**** Given information ****

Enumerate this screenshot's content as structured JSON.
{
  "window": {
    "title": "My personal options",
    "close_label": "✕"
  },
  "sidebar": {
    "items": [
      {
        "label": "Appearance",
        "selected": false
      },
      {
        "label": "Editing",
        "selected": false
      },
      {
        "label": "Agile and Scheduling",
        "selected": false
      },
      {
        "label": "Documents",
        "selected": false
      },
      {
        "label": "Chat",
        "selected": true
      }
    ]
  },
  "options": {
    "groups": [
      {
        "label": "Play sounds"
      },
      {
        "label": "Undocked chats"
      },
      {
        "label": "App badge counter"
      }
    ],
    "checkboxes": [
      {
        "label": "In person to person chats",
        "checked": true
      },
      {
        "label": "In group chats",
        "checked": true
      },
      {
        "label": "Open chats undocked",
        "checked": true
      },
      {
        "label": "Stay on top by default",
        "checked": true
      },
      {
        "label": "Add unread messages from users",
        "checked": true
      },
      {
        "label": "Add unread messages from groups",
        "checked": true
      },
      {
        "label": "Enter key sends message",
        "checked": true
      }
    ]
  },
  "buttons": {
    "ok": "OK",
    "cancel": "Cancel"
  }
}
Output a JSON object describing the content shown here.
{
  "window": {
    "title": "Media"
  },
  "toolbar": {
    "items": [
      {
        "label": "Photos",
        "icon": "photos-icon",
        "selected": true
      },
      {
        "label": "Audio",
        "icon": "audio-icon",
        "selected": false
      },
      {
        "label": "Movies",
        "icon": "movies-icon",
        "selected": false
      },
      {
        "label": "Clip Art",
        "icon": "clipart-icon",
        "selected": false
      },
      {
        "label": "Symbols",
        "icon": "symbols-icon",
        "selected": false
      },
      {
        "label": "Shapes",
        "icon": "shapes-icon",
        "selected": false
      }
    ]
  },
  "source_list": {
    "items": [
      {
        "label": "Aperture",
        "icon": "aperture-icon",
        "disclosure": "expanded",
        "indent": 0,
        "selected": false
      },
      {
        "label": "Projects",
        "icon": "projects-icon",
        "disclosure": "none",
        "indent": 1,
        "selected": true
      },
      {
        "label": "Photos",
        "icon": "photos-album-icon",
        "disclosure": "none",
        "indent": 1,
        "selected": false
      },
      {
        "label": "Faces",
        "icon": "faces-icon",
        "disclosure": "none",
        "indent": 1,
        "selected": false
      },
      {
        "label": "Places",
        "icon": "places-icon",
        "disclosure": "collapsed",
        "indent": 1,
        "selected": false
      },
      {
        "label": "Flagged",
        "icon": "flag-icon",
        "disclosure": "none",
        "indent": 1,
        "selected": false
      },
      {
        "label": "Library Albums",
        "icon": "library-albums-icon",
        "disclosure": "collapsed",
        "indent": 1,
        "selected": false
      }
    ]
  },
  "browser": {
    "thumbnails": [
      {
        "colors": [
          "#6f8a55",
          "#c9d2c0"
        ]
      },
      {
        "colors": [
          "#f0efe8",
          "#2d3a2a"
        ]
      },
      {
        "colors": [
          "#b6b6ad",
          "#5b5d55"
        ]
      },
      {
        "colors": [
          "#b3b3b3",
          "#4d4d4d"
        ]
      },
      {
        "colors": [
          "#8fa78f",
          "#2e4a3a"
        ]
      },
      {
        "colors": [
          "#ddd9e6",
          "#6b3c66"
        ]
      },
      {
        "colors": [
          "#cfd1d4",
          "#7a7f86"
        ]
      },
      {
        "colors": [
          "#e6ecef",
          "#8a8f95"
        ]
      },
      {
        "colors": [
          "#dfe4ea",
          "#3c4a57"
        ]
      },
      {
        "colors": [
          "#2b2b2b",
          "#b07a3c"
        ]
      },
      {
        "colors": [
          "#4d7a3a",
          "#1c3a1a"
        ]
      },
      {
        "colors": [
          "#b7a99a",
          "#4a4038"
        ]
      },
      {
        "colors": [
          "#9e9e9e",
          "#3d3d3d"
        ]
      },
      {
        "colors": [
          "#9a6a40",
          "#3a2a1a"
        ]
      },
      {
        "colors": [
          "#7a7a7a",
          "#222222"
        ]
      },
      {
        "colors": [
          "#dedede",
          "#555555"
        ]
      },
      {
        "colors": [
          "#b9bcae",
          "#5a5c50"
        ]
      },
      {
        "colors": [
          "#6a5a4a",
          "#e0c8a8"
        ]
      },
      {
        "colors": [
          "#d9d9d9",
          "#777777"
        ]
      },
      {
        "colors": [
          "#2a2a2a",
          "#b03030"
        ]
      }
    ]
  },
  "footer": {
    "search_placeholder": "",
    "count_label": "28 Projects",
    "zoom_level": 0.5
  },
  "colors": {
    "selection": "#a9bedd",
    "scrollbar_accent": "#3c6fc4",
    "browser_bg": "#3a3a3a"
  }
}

****

▶ Prompt
Find each line holding the string "title" and copy it out.

▶ Exercise solution
    "title": "My personal options",
    "title": "Media"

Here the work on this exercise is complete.